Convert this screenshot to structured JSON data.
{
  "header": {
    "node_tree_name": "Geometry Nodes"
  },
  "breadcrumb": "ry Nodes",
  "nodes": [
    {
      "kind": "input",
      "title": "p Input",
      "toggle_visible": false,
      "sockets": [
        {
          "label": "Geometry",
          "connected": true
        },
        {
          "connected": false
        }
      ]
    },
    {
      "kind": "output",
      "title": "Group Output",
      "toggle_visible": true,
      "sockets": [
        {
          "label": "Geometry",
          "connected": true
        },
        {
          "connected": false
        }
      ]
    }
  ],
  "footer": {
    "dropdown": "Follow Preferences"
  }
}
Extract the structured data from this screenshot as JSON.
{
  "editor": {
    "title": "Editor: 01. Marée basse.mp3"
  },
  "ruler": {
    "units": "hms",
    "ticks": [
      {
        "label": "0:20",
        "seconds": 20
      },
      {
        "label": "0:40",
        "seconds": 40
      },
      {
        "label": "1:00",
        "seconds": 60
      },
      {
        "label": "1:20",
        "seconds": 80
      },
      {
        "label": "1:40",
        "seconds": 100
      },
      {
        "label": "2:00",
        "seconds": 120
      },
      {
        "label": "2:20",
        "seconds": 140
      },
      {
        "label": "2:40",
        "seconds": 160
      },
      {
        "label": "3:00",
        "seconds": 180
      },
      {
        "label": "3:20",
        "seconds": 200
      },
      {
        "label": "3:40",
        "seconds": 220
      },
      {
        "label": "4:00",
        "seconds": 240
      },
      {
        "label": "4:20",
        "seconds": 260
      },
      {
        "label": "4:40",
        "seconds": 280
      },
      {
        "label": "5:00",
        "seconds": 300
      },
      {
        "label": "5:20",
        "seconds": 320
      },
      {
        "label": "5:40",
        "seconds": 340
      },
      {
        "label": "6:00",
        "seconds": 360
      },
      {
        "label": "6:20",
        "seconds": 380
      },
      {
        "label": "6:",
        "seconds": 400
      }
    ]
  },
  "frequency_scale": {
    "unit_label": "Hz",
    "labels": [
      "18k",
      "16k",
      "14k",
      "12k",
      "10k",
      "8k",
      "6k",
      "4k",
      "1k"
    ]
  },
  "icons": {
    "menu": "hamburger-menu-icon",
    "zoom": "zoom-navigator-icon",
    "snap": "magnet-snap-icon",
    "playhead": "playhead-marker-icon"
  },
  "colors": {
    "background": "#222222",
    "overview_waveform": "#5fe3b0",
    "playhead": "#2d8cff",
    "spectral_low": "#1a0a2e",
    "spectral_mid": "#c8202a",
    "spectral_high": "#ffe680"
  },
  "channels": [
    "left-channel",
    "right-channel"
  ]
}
__________________________________________________
» **Requirement**: Write the whole listing out again. Keep every line exactly as it is.

» **The response**:
Convert this screenshot to structured JSON data.
{
  "header": {
    "node_tree_name": "Geometry Nodes"
  },
  "breadcrumb": "ry Nodes",
  "nodes": [
    {
      "kind": "input",
      "title": "p Input",
      "toggle_visible": false,
      "sockets": [
        {
          "label": "Geometry",
          "connected": true
        },
        {
          "connected": false
        }
      ]
    },
    {
      "kind": "output",
      "title": "Group Output",
      "toggle_visible": true,
      "sockets": [
        {
          "label": "Geometry",
          "connected": true
        },
        {
          "connected": false
        }
      ]
    }
  ],
  "footer": {
    "dropdown": "Follow Preferences"
  }
}
Extract the structured data from this screenshot as JSON.
{
  "editor": {
    "title": "Editor: 01. Marée basse.mp3"
  },
  "ruler": {
    "units": "hms",
    "ticks": [
      {
        "label": "0:20",
        "seconds": 20
      },
      {
        "label": "0:40",
        "seconds": 40
      },
      {
        "label": "1:00",
        "seconds": 60
      },
      {
        "label": "1:20",
        "seconds": 80
      },
      {
        "label": "1:40",
        "seconds": 100
      },
      {
        "label": "2:00",
        "seconds": 120
      },
      {
        "label": "2:20",
        "seconds": 140
      },
      {
        "label": "2:40",
        "seconds": 160
      },
      {
        "label": "3:00",
        "seconds": 180
      },
      {
        "label": "3:20",
        "seconds": 200
      },
      {
        "label": "3:40",
        "seconds": 220
      },
      {
        "label": "4:00",
        "seconds": 240
      },
      {
        "label": "4:20",
        "seconds": 260
      },
      {
        "label": "4:40",
        "seconds": 280
      },
      {
        "label": "5:00",
        "seconds": 300
      },
      {
        "label": "5:20",
        "seconds": 320
      },
      {
        "label": "5:40",
        "seconds": 340
      },
      {
        "label": "6:00",
        "seconds": 360
      },
      {
        "label": "6:20",
        "seconds": 380
      },
      {
        "label": "6:",
        "seconds": 400
      }
    ]
  },
  "frequency_scale": {
    "unit_label": "Hz",
    "labels": [
      "18k",
      "16k",
      "14k",
      "12k",
      "10k",
      "8k",
      "6k",
      "4k",
      "1k"
    ]
  },
  "icons": {
    "menu": "hamburger-menu-icon",
    "zoom": "zoom-navigator-icon",
    "snap": "magnet-snap-icon",
    "playhead": "playhead-marker-icon"
  },
  "colors": {
    "background": "#222222",
    "overview_waveform": "#5fe3b0",
    "playhead": "#2d8cff",
    "spectral_low": "#1a0a2e",
    "spectral_mid": "#c8202a",
    "spectral_high": "#ffe680"
  },
  "channels": [
    "left-channel",
    "right-channel"
  ]
}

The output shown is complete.